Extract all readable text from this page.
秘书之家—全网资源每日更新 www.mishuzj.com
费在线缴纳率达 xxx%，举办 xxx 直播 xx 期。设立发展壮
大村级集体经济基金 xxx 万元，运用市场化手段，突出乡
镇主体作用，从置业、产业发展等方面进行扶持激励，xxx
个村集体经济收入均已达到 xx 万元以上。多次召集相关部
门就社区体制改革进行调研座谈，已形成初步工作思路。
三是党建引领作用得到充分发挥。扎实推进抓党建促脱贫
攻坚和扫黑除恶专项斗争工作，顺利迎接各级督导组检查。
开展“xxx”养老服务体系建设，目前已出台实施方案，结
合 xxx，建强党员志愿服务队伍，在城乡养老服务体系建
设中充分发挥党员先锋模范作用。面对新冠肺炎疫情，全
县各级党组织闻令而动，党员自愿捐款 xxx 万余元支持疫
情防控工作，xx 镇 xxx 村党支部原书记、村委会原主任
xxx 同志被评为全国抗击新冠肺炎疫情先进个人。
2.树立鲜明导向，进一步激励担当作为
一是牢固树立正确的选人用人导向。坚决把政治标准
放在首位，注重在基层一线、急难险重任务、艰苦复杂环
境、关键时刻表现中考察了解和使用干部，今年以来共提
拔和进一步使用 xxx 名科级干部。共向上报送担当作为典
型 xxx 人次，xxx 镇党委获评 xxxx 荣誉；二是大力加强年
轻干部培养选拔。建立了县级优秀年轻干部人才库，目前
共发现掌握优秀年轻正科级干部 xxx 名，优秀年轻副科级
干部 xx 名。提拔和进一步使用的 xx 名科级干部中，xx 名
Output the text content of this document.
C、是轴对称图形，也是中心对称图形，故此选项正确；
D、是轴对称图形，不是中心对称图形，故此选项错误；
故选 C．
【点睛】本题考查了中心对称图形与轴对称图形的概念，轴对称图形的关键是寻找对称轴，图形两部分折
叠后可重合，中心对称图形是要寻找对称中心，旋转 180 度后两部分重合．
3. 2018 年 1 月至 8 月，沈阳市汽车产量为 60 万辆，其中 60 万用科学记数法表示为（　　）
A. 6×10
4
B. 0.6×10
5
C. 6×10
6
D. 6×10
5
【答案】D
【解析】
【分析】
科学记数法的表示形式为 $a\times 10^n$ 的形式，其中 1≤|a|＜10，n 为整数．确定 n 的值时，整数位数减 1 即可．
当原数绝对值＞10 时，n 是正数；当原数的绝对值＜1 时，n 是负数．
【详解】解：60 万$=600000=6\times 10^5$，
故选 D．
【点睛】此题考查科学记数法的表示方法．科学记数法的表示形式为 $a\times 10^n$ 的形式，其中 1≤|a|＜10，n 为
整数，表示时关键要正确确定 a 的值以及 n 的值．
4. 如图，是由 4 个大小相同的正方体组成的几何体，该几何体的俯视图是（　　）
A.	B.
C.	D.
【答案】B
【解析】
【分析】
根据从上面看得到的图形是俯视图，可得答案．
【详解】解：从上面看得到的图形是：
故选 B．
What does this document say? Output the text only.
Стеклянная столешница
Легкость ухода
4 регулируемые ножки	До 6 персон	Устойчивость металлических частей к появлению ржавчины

----------

> _Task to carry out_: In the lines above, locate the string "Output". Copy every line where it occurs.

> _Response for this exercise_:
Output the text content of this document.
What does this document say? Output the text only.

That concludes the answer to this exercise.